Directive: Of all the lines in these entries, how many contain the string "highlight"? Give only that count.

Exercise input:
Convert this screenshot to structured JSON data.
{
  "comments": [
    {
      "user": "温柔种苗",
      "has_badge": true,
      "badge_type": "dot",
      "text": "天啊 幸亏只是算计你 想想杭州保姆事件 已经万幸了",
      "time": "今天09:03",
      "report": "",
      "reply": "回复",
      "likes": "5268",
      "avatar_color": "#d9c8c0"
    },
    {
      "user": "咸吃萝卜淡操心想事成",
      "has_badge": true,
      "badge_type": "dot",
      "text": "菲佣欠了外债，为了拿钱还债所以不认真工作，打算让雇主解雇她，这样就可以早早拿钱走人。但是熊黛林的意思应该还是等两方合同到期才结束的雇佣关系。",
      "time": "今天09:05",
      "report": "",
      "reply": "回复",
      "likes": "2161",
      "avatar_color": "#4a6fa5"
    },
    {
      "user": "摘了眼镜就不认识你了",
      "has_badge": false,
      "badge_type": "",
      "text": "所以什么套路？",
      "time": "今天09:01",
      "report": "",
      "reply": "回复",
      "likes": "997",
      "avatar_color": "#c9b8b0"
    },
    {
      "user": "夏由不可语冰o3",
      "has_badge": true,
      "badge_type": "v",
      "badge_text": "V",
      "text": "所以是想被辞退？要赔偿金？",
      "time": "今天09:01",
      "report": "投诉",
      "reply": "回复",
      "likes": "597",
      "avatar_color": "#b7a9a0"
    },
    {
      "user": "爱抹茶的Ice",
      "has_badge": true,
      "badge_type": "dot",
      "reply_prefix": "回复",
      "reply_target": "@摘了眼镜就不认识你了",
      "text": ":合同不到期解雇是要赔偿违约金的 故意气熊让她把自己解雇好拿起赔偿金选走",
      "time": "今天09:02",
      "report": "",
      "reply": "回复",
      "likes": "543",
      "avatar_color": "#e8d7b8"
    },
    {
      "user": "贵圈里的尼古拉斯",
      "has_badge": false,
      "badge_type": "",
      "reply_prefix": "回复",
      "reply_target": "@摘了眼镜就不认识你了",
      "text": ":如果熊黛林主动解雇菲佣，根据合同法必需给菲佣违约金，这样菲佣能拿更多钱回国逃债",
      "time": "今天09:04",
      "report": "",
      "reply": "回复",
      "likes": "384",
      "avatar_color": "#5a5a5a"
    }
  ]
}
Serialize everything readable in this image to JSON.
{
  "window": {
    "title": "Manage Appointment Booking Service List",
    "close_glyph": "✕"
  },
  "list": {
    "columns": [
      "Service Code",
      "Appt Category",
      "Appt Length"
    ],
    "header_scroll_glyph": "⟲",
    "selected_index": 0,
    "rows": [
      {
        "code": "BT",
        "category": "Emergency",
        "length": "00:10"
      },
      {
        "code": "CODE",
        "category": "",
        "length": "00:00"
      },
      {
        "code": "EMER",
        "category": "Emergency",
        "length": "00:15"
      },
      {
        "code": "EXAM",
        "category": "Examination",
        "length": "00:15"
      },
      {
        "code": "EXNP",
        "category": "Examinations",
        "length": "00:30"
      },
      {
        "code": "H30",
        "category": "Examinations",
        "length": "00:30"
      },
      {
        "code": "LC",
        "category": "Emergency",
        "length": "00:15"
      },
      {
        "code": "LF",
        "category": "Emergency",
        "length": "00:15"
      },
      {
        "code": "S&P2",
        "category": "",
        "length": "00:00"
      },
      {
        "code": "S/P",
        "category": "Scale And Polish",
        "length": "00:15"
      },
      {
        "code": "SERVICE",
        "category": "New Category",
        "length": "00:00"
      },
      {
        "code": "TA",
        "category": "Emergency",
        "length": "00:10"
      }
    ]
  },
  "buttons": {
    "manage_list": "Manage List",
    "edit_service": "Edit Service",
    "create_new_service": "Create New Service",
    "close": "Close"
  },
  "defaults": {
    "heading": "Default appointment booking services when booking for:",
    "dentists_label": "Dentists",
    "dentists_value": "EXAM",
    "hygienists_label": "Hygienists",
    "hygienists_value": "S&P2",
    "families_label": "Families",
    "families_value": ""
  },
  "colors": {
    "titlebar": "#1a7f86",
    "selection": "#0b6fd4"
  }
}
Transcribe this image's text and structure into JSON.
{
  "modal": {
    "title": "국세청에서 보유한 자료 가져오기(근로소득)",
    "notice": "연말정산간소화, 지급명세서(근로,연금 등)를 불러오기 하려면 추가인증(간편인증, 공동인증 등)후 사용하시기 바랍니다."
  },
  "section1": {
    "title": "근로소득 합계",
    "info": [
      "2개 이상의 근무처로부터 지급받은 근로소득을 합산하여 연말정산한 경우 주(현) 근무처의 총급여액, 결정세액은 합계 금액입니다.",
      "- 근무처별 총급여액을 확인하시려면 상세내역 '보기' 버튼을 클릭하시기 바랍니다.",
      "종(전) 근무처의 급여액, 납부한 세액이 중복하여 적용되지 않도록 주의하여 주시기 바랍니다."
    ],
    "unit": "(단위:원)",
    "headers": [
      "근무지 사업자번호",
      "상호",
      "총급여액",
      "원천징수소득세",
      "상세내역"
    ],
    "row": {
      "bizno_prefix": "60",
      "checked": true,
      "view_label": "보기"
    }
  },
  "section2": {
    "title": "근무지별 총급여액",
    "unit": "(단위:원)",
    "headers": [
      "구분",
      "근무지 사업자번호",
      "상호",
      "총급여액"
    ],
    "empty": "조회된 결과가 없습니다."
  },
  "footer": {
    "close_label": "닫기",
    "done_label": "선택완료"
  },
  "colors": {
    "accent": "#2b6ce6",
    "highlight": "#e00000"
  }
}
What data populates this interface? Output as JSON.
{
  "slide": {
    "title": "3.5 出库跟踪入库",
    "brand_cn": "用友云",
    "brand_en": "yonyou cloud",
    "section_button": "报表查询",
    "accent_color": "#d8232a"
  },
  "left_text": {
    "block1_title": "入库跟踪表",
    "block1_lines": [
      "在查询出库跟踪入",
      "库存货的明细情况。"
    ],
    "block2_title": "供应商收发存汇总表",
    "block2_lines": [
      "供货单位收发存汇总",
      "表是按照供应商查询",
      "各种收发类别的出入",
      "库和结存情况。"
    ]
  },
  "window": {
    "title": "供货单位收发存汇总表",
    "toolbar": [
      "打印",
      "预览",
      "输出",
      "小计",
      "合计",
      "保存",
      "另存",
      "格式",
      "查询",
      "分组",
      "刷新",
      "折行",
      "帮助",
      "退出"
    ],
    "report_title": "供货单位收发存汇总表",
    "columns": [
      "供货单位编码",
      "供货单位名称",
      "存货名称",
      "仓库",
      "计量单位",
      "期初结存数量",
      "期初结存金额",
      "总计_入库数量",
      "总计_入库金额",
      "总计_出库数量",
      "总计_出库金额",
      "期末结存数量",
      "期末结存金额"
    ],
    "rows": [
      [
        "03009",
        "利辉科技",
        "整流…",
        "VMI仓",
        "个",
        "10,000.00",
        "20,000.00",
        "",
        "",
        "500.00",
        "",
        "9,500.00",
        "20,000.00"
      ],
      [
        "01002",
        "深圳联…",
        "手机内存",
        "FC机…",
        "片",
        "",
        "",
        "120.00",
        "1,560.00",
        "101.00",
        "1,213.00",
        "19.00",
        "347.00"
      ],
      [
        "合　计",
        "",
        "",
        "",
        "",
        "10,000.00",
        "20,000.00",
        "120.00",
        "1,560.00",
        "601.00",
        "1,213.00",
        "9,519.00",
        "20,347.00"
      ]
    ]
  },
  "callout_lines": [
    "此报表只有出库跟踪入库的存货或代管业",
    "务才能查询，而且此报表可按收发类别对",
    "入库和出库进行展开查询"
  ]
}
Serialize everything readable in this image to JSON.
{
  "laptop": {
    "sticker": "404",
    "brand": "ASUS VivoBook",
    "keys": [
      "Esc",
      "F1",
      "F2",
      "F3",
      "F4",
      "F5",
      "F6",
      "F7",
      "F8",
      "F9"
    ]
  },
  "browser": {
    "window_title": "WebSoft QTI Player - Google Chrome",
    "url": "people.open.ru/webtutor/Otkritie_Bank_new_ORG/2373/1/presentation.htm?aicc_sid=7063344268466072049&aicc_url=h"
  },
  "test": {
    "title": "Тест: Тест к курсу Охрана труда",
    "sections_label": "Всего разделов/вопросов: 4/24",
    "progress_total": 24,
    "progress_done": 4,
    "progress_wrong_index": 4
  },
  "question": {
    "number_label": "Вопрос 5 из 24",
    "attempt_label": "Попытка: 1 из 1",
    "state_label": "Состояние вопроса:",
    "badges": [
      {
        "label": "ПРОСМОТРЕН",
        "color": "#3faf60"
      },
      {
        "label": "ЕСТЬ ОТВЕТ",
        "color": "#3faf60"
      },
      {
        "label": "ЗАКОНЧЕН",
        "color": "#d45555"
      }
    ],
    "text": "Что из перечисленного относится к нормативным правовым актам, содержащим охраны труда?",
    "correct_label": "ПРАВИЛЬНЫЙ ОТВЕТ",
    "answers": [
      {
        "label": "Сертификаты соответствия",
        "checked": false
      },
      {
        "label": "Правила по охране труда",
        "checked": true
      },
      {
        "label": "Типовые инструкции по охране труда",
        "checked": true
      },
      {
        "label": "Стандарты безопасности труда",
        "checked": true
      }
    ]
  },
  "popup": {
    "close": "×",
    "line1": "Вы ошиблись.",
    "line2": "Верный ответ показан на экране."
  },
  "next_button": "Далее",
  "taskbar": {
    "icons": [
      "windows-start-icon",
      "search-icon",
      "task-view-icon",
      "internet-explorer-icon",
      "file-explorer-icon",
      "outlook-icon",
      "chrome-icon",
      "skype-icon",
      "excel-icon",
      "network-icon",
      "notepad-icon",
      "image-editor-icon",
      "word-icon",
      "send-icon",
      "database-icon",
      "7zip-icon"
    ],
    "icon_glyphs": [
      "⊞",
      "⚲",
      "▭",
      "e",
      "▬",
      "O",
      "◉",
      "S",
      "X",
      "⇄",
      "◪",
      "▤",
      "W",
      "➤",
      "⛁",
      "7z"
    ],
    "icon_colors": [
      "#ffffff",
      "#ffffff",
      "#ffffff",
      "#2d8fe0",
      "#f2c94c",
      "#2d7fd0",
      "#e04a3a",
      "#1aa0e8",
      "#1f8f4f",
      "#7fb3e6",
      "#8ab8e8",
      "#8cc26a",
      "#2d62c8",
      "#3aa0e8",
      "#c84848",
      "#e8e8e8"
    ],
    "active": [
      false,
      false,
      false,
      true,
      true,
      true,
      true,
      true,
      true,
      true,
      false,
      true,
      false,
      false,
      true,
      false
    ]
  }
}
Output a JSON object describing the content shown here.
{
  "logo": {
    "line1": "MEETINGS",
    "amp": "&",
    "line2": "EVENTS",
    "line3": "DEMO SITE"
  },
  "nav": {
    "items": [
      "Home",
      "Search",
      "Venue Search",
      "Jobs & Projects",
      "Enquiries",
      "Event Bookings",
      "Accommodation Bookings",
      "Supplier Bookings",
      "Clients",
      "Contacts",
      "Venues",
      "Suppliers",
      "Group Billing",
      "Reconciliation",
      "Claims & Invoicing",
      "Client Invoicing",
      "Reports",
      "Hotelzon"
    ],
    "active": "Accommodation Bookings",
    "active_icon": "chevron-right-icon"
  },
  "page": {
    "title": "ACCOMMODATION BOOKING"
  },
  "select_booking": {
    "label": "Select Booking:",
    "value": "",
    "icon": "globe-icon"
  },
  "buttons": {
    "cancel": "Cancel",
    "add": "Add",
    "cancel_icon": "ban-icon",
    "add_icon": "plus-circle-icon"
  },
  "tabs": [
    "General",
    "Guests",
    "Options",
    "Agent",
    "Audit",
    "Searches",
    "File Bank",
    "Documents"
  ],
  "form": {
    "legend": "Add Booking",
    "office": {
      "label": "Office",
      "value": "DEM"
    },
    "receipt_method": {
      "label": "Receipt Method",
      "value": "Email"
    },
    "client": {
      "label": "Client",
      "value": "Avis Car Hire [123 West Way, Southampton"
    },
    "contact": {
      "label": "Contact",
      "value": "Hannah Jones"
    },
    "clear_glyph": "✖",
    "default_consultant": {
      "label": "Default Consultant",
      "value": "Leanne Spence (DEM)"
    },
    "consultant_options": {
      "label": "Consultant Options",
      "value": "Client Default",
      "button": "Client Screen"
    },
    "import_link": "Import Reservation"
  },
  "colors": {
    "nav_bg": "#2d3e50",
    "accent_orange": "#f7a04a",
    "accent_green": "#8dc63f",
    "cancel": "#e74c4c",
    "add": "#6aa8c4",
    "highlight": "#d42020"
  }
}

Answer to this task: 2